> **AIM OF THE EXERCISE**: Can you write out the whole listing exactly?

> **DATA FOR PROCESSING**:

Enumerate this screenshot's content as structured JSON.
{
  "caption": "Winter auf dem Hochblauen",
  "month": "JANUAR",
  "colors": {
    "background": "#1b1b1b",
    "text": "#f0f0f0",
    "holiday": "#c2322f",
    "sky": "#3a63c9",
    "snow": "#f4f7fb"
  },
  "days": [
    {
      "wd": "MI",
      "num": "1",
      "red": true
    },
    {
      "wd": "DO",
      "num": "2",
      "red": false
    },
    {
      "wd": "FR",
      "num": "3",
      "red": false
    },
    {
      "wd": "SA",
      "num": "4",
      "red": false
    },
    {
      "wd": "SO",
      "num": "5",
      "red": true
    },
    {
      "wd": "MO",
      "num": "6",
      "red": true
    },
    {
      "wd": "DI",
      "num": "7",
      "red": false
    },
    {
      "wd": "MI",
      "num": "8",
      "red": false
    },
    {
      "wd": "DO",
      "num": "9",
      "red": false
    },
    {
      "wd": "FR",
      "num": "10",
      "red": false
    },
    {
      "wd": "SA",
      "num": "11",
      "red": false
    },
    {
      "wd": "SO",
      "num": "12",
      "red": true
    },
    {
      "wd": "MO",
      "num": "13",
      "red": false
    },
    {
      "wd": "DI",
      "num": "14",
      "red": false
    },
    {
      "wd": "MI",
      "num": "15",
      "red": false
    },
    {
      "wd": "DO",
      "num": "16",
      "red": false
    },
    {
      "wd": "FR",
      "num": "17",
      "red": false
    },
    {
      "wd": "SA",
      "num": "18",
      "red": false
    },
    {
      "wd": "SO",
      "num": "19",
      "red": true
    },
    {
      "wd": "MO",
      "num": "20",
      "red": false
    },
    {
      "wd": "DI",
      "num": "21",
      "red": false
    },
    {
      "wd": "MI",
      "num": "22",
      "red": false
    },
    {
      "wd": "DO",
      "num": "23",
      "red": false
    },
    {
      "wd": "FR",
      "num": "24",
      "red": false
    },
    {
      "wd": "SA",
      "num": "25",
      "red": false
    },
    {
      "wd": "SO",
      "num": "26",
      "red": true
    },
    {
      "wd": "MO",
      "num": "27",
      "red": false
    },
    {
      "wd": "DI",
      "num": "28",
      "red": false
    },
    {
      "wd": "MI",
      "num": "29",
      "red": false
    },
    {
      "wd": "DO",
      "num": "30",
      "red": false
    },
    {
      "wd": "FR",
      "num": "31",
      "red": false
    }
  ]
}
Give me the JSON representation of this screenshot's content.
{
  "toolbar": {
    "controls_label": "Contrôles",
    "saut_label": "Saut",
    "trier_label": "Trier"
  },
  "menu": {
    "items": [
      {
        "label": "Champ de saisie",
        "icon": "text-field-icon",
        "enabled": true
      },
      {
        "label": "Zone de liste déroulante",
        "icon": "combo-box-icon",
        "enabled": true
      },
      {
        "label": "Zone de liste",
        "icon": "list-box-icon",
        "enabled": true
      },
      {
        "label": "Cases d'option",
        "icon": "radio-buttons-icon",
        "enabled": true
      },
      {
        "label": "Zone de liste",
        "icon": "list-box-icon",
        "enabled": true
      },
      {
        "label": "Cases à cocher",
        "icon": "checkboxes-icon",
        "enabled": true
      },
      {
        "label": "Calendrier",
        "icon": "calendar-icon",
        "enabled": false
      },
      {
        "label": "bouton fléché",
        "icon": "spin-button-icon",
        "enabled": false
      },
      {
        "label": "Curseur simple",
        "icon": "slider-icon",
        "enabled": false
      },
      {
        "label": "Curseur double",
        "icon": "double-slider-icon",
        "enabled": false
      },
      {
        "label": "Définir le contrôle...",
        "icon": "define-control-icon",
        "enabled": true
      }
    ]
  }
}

> **TASK ANSWER**:
Enumerate this screenshot's content as structured JSON.
{
  "caption": "Winter auf dem Hochblauen",
  "month": "JANUAR",
  "colors": {
    "background": "#1b1b1b",
    "text": "#f0f0f0",
    "holiday": "#c2322f",
    "sky": "#3a63c9",
    "snow": "#f4f7fb"
  },
  "days": [
    {
      "wd": "MI",
      "num": "1",
      "red": true
    },
    {
      "wd": "DO",
      "num": "2",
      "red": false
    },
    {
      "wd": "FR",
      "num": "3",
      "red": false
    },
    {
      "wd": "SA",
      "num": "4",
      "red": false
    },
    {
      "wd": "SO",
      "num": "5",
      "red": true
    },
    {
      "wd": "MO",
      "num": "6",
      "red": true
    },
    {
      "wd": "DI",
      "num": "7",
      "red": false
    },
    {
      "wd": "MI",
      "num": "8",
      "red": false
    },
    {
      "wd": "DO",
      "num": "9",
      "red": false
    },
    {
      "wd": "FR",
      "num": "10",
      "red": false
    },
    {
      "wd": "SA",
      "num": "11",
      "red": false
    },
    {
      "wd": "SO",
      "num": "12",
      "red": true
    },
    {
      "wd": "MO",
      "num": "13",
      "red": false
    },
    {
      "wd": "DI",
      "num": "14",
      "red": false
    },
    {
      "wd": "MI",
      "num": "15",
      "red": false
    },
    {
      "wd": "DO",
      "num": "16",
      "red": false
    },
    {
      "wd": "FR",
      "num": "17",
      "red": false
    },
    {
      "wd": "SA",
      "num": "18",
      "red": false
    },
    {
      "wd": "SO",
      "num": "19",
      "red": true
    },
    {
      "wd": "MO",
      "num": "20",
      "red": false
    },
    {
      "wd": "DI",
      "num": "21",
      "red": false
    },
    {
      "wd": "MI",
      "num": "22",
      "red": false
    },
    {
      "wd": "DO",
      "num": "23",
      "red": false
    },
    {
      "wd": "FR",
      "num": "24",
      "red": false
    },
    {
      "wd": "SA",
      "num": "25",
      "red": false
    },
    {
      "wd": "SO",
      "num": "26",
      "red": true
    },
    {
      "wd": "MO",
      "num": "27",
      "red": false
    },
    {
      "wd": "DI",
      "num": "28",
      "red": false
    },
    {
      "wd": "MI",
      "num": "29",
      "red": false
    },
    {
      "wd": "DO",
      "num": "30",
      "red": false
    },
    {
      "wd": "FR",
      "num": "31",
      "red": false
    }
  ]
}
Give me the JSON representation of this screenshot's content.
{
  "toolbar": {
    "controls_label": "Contrôles",
    "saut_label": "Saut",
    "trier_label": "Trier"
  },
  "menu": {
    "items": [
      {
        "label": "Champ de saisie",
        "icon": "text-field-icon",
        "enabled": true
      },
      {
        "label": "Zone de liste déroulante",
        "icon": "combo-box-icon",
        "enabled": true
      },
      {
        "label": "Zone de liste",
        "icon": "list-box-icon",
        "enabled": true
      },
      {
        "label": "Cases d'option",
        "icon": "radio-buttons-icon",
        "enabled": true
      },
      {
        "label": "Zone de liste",
        "icon": "list-box-icon",
        "enabled": true
      },
      {
        "label": "Cases à cocher",
        "icon": "checkboxes-icon",
        "enabled": true
      },
      {
        "label": "Calendrier",
        "icon": "calendar-icon",
        "enabled": false
      },
      {
        "label": "bouton fléché",
        "icon": "spin-button-icon",
        "enabled": false
      },
      {
        "label": "Curseur simple",
        "icon": "slider-icon",
        "enabled": false
      },
      {
        "label": "Curseur double",
        "icon": "double-slider-icon",
        "enabled": false
      },
      {
        "label": "Définir le contrôle...",
        "icon": "define-control-icon",
        "enabled": true
      }
    ]
  }
}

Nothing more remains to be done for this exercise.